▶ _To be done_
Count the lines in the entries below that include the word "Navidad". Give nothing but the number.

▶ _Material_
--- --- ---

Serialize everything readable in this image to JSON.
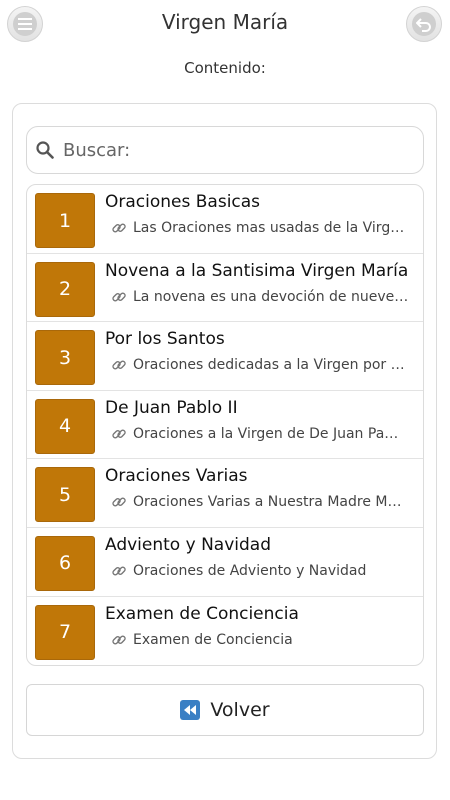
{
  "header": {
    "title": "Virgen María",
    "menu_icon": "menu-icon",
    "back_icon": "undo-arrow-icon"
  },
  "subtitle": "Contenido:",
  "search": {
    "placeholder": "Buscar:",
    "icon": "search-icon"
  },
  "items": [
    {
      "number": "1",
      "title": "Oraciones Basicas",
      "description": "Las Oraciones mas usadas de la Virg…"
    },
    {
      "number": "2",
      "title": "Novena a la Santisima Virgen María",
      "description": "La novena es una devoción de nueve…"
    },
    {
      "number": "3",
      "title": "Por los Santos",
      "description": "Oraciones dedicadas a la Virgen por …"
    },
    {
      "number": "4",
      "title": "De Juan Pablo II",
      "description": "Oraciones a la Virgen de De Juan Pa…"
    },
    {
      "number": "5",
      "title": "Oraciones Varias",
      "description": "Oraciones Varias a Nuestra Madre M…"
    },
    {
      "number": "6",
      "title": "Adviento y Navidad",
      "description": "Oraciones de Adviento y Navidad"
    },
    {
      "number": "7",
      "title": "Examen de Conciencia",
      "description": "Examen de Conciencia"
    }
  ],
  "volver_label": "Volver",
  "colors": {
    "accent": "#c07708",
    "volver_icon": "#3a7fc4"
  }
}
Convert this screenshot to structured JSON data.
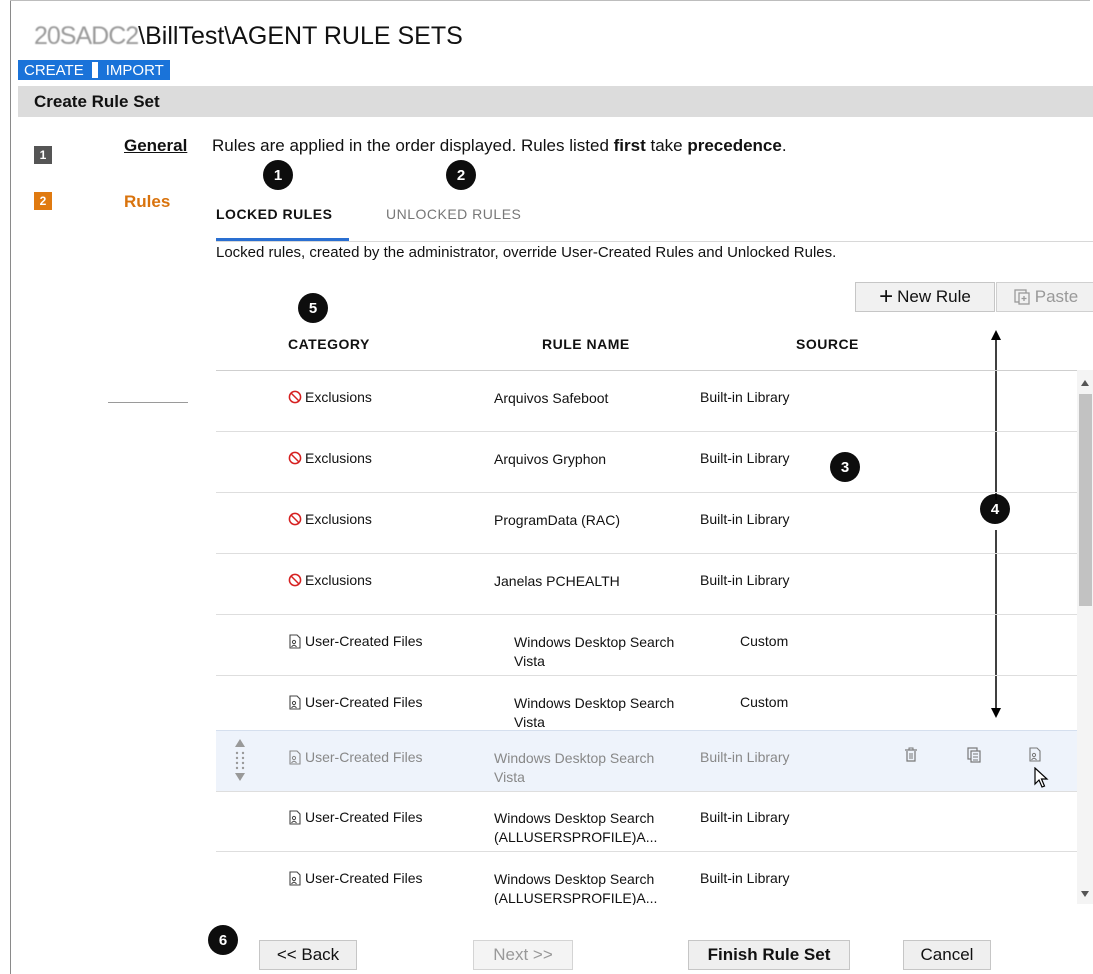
{
  "header": {
    "title_prefix": "20SADC2",
    "title_path": "\\BillTest\\AGENT RULE SETS"
  },
  "topnav": {
    "create": "CREATE",
    "import": "IMPORT"
  },
  "section": {
    "title": "Create Rule Set"
  },
  "steps": [
    {
      "num": "1",
      "label": "General"
    },
    {
      "num": "2",
      "label": "Rules"
    }
  ],
  "intro": {
    "a": "Rules are applied in the order displayed. Rules listed ",
    "b": "first",
    "c": " take ",
    "d": "precedence",
    "e": "."
  },
  "tabs": {
    "locked": "LOCKED RULES",
    "unlocked": "UNLOCKED RULES"
  },
  "description": "Locked rules, created by the administrator, override User-Created Rules and Unlocked Rules.",
  "toolbar": {
    "new_rule": "New Rule",
    "paste": "Paste"
  },
  "table": {
    "headers": {
      "category": "CATEGORY",
      "rule_name": "RULE NAME",
      "source": "SOURCE"
    },
    "rows": [
      {
        "category": "Exclusions",
        "name": "Arquivos Safeboot",
        "source": "Built-in Library"
      },
      {
        "category": "Exclusions",
        "name": "Arquivos Gryphon",
        "source": "Built-in Library"
      },
      {
        "category": "Exclusions",
        "name": "ProgramData (RAC)",
        "source": "Built-in Library"
      },
      {
        "category": "Exclusions",
        "name": "Janelas PCHEALTH",
        "source": "Built-in Library"
      },
      {
        "category": "User-Created Files",
        "name": "Windows Desktop Search Vista",
        "source": "Custom"
      },
      {
        "category": "User-Created Files",
        "name": "Windows Desktop Search Vista",
        "source": "Custom"
      },
      {
        "category": "User-Created Files",
        "name": "Windows Desktop Search Vista",
        "source": "Built-in Library"
      },
      {
        "category": "User-Created Files",
        "name": "Windows Desktop Search (ALLUSERSPROFILE)A...",
        "source": "Built-in Library"
      },
      {
        "category": "User-Created Files",
        "name": "Windows Desktop Search (ALLUSERSPROFILE)A...",
        "source": "Built-in Library"
      }
    ]
  },
  "callouts": [
    "1",
    "2",
    "3",
    "4",
    "5",
    "6"
  ],
  "footer": {
    "back": "<< Back",
    "next": "Next >>",
    "finish": "Finish Rule Set",
    "cancel": "Cancel"
  },
  "colors": {
    "accent": "#1a73d9",
    "step_active": "#e07a10",
    "exclusion_icon": "#d62020"
  }
}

--- --- ---

▶ _Answer to the task_
2